> **Task to carry out**
Quote the lines below exactly, from the one that holds "Transcribe this image's" through the final line of the records, and only those.

········

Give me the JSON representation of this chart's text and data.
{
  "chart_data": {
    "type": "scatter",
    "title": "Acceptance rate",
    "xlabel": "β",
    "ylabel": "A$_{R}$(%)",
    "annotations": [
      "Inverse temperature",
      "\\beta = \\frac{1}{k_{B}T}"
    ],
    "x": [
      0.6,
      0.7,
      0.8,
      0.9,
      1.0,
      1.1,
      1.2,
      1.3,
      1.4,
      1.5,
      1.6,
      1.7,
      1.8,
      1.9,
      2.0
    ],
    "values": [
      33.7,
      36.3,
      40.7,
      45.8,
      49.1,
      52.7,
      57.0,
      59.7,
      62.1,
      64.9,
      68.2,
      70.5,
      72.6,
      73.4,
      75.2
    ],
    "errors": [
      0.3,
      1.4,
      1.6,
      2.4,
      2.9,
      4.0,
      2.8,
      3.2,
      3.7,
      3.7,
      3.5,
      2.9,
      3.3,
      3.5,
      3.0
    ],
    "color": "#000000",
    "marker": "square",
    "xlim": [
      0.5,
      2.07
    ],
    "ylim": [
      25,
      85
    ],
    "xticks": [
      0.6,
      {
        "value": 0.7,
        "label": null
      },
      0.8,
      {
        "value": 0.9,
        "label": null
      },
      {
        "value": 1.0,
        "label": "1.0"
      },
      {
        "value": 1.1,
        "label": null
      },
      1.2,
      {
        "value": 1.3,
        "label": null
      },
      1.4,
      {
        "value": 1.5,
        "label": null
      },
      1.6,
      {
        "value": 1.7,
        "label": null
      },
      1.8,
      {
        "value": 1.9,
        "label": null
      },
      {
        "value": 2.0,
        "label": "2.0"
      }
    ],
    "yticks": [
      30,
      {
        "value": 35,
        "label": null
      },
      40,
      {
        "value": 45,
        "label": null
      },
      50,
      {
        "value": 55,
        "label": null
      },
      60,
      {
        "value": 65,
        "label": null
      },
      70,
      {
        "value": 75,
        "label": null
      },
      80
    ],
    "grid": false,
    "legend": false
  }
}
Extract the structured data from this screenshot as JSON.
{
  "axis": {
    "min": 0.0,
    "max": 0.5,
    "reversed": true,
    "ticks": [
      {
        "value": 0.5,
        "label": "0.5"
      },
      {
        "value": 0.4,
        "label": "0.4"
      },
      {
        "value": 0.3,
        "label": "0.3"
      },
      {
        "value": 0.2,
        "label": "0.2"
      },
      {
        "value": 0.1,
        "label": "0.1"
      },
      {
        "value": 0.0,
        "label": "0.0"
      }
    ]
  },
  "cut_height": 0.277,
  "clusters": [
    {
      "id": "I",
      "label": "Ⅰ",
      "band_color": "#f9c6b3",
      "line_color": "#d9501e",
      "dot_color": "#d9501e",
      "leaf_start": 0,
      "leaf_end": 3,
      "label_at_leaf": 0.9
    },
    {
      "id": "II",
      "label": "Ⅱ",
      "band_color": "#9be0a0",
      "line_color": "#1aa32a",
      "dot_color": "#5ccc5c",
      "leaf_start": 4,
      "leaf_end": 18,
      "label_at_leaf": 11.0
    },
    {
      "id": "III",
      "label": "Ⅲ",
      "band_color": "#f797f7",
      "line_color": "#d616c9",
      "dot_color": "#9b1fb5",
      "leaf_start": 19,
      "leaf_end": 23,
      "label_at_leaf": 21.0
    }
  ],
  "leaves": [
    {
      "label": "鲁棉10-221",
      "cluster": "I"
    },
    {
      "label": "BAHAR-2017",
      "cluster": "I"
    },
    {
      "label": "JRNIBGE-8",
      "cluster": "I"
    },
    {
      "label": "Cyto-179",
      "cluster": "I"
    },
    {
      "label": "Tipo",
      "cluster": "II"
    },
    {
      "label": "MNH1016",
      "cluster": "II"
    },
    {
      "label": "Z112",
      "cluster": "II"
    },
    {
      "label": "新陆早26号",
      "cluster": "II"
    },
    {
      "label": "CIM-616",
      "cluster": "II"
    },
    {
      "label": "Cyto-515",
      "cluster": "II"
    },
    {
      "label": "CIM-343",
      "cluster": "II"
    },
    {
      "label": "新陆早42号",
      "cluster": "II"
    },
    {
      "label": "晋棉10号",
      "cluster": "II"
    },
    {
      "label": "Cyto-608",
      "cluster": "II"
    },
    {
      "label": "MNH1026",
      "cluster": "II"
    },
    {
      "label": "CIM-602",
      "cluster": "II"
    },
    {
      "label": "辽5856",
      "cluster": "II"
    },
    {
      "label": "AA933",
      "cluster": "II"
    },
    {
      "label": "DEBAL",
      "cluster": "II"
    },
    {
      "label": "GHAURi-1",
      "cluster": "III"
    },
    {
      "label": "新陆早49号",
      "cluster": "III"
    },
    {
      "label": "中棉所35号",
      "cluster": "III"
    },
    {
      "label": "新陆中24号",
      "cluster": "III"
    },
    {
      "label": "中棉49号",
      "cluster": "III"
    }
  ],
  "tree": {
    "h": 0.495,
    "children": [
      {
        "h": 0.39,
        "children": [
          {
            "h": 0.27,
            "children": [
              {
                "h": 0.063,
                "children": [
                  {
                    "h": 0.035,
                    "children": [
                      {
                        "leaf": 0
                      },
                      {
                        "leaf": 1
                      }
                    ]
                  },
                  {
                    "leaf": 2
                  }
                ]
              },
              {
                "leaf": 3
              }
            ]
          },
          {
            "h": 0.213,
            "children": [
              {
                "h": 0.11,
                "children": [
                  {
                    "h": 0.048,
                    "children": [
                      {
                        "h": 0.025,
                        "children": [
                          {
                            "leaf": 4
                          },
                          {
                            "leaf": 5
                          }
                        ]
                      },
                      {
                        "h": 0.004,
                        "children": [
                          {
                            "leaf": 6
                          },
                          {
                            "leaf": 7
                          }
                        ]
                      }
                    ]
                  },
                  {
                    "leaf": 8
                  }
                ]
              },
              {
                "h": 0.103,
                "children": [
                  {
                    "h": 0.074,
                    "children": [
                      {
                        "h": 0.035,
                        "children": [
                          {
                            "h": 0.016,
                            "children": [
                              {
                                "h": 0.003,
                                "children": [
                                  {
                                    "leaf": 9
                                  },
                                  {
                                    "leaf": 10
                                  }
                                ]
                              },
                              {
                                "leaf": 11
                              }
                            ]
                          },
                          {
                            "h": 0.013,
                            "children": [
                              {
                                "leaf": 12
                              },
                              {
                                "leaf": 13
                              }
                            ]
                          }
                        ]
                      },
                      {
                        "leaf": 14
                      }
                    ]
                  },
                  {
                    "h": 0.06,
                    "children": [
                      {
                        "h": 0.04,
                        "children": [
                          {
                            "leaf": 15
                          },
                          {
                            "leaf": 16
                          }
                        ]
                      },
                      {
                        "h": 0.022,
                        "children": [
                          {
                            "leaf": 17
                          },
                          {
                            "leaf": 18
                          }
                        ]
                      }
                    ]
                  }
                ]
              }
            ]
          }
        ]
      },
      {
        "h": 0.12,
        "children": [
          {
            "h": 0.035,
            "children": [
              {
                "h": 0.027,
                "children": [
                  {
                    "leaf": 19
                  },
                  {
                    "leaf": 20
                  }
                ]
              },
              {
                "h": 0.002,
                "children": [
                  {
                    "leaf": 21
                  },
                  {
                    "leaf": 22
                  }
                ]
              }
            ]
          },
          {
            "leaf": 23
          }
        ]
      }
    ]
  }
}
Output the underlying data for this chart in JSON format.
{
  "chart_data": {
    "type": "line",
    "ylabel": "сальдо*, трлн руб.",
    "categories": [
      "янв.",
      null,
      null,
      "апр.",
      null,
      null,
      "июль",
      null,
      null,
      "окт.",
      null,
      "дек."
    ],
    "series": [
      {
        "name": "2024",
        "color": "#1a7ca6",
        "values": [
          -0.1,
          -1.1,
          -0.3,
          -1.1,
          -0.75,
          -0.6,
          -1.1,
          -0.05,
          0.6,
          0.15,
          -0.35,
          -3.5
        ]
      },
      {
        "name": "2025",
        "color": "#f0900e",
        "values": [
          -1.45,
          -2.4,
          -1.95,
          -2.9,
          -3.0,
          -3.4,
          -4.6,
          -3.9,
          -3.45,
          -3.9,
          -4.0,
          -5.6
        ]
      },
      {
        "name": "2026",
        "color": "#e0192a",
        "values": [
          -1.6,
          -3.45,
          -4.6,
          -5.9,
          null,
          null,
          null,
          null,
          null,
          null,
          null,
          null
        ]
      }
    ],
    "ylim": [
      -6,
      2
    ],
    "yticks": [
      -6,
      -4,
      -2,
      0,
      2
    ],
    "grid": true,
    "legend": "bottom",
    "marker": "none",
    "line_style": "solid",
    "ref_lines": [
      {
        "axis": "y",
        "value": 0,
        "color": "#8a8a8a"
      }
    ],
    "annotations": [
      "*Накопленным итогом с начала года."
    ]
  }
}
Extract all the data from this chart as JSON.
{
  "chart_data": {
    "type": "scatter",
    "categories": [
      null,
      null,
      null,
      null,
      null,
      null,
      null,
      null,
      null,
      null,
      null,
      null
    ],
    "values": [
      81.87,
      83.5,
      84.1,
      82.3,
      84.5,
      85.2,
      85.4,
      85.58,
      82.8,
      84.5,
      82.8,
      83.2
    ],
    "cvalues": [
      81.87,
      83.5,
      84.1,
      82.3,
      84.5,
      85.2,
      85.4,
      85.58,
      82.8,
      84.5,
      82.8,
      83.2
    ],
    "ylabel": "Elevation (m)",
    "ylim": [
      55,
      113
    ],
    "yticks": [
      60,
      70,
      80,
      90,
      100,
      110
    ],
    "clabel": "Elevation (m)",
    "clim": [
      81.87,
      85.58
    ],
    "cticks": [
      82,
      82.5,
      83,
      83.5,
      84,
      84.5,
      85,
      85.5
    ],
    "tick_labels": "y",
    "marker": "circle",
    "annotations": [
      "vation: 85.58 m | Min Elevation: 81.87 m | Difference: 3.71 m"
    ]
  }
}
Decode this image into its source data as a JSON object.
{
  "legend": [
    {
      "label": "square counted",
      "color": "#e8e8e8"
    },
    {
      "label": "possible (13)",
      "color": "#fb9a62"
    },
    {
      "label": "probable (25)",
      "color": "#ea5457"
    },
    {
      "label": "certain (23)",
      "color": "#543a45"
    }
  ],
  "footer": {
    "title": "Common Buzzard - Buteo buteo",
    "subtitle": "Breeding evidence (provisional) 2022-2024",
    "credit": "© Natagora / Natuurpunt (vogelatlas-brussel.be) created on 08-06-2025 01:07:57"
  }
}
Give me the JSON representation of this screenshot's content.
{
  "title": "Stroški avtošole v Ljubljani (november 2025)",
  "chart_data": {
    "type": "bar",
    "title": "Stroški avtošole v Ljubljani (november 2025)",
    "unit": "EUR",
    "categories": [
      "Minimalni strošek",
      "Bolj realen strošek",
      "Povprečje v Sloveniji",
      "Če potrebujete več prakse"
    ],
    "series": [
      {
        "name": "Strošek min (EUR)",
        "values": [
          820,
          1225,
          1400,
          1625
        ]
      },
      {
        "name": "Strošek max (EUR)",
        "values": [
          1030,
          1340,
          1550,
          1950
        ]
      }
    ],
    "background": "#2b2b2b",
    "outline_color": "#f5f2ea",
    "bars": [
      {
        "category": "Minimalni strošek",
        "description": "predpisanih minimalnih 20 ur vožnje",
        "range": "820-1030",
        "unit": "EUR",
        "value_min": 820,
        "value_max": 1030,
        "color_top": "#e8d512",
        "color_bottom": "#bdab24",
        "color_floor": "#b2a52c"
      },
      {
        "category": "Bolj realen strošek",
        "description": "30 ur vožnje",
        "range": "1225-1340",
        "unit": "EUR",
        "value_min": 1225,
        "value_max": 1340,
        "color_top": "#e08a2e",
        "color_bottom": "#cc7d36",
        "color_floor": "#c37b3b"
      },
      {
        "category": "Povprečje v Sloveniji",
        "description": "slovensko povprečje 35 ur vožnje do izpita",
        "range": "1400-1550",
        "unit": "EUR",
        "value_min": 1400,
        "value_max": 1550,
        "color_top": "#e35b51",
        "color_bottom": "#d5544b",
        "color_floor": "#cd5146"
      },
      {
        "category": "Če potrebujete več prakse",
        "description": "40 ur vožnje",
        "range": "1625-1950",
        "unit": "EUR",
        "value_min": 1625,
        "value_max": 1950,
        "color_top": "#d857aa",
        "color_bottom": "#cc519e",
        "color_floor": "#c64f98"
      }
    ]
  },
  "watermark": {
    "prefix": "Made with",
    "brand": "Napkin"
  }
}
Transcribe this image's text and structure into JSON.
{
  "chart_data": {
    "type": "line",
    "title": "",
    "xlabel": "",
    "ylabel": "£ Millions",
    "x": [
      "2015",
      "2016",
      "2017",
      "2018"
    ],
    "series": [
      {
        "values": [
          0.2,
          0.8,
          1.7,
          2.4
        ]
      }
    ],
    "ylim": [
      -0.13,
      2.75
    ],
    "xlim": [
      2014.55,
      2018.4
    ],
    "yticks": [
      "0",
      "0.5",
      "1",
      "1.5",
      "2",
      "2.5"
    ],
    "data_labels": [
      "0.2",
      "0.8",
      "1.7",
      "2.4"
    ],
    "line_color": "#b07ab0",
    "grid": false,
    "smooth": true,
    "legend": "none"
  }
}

········

> **Answer to the exercise**
Transcribe this image's text and structure into JSON.
{
  "chart_data": {
    "type": "line",
    "title": "",
    "xlabel": "",
    "ylabel": "£ Millions",
    "x": [
      "2015",
      "2016",
      "2017",
      "2018"
    ],
    "series": [
      {
        "values": [
          0.2,
          0.8,
          1.7,
          2.4
        ]
      }
    ],
    "ylim": [
      -0.13,
      2.75
    ],
    "xlim": [
      2014.55,
      2018.4
    ],
    "yticks": [
      "0",
      "0.5",
      "1",
      "1.5",
      "2",
      "2.5"
    ],
    "data_labels": [
      "0.2",
      "0.8",
      "1.7",
      "2.4"
    ],
    "line_color": "#b07ab0",
    "grid": false,
    "smooth": true,
    "legend": "none"
  }
}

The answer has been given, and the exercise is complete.